§ DATA FOR THIS EXERCISE
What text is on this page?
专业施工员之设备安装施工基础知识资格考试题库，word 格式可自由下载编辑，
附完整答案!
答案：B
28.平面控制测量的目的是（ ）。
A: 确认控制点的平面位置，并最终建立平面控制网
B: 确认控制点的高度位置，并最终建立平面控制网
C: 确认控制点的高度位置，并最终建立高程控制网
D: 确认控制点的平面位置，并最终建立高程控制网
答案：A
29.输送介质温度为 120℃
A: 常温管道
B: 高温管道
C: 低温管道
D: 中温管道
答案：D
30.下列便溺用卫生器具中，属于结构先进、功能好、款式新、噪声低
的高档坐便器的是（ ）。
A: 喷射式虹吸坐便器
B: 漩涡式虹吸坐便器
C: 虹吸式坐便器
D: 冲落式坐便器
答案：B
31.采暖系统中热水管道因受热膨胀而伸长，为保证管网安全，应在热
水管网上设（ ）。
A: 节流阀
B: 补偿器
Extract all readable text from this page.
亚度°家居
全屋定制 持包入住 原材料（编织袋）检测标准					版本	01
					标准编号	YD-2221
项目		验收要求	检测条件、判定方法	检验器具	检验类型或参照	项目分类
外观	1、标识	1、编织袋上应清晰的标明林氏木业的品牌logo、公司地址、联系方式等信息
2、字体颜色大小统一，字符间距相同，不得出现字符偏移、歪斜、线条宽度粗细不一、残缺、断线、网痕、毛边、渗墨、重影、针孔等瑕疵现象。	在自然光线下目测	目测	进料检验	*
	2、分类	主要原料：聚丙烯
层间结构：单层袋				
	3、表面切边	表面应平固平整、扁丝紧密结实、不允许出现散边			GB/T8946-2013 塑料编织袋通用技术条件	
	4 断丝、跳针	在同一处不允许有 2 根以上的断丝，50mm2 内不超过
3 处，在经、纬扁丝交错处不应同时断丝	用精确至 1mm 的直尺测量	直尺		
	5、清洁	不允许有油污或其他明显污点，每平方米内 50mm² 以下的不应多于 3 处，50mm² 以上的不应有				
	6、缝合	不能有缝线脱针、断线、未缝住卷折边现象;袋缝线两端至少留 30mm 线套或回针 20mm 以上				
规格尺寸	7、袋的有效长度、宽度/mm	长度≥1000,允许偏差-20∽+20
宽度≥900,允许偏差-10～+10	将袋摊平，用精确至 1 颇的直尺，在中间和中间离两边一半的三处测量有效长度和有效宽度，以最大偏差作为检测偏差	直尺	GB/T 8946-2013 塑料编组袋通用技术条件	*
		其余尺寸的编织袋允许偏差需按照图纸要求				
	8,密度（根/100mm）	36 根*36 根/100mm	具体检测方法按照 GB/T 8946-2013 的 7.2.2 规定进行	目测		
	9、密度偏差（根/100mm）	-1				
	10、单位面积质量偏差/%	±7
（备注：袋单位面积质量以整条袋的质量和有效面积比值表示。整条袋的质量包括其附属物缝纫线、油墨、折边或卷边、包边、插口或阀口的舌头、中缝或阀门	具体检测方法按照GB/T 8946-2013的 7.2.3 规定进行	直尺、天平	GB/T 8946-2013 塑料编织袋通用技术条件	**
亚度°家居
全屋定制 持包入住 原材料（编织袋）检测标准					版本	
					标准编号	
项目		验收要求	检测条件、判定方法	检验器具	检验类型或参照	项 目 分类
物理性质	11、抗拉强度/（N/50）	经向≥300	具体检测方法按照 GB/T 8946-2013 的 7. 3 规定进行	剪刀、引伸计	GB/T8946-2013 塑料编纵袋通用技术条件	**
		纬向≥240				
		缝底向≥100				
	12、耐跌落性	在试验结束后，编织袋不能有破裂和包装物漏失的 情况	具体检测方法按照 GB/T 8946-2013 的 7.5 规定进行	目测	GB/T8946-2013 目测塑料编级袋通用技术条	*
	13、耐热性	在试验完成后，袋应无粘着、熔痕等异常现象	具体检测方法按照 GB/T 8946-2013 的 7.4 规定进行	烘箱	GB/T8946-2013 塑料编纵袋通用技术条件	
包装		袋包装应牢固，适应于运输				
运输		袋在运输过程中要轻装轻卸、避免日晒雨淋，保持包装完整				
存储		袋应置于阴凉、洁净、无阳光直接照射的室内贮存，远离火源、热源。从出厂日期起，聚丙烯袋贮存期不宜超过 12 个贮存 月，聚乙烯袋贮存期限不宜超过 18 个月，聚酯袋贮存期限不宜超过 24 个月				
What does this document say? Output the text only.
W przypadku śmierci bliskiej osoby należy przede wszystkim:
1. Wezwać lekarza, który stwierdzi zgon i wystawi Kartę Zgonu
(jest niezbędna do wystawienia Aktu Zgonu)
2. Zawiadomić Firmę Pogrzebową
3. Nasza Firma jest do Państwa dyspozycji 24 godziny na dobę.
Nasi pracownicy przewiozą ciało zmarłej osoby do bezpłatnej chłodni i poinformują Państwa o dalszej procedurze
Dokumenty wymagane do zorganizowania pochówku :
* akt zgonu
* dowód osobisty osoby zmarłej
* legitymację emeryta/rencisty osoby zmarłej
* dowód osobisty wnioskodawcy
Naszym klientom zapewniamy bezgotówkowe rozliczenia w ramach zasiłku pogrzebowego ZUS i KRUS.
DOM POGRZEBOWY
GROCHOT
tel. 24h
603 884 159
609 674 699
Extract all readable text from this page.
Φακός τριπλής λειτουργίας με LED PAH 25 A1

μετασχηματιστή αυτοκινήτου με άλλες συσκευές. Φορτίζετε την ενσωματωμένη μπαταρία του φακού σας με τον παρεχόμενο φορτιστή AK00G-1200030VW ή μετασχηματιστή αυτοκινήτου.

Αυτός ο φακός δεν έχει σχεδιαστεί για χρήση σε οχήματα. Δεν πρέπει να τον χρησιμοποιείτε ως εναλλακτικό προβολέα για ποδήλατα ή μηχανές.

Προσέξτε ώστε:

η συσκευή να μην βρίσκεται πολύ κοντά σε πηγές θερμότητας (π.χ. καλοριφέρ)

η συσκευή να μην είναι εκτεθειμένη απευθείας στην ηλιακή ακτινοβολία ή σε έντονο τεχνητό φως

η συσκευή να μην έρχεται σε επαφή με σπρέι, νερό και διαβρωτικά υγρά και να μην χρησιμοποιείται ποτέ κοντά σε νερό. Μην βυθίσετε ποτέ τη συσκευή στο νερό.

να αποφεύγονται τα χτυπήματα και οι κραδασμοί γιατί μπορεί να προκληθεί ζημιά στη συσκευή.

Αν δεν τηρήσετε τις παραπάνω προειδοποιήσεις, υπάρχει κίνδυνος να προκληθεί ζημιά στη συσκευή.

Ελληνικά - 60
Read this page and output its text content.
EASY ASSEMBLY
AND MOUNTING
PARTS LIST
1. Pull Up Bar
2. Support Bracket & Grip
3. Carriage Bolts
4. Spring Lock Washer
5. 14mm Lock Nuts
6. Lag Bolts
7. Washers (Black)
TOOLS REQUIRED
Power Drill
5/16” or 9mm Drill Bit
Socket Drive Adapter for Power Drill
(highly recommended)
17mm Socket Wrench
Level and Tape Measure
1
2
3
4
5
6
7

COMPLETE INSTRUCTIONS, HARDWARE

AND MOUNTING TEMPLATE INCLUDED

§ WHAT YOU WILL DO
Give only a number: how many lines of the data hold the string "osoby"?

§ EXERCISE SOLUTION
4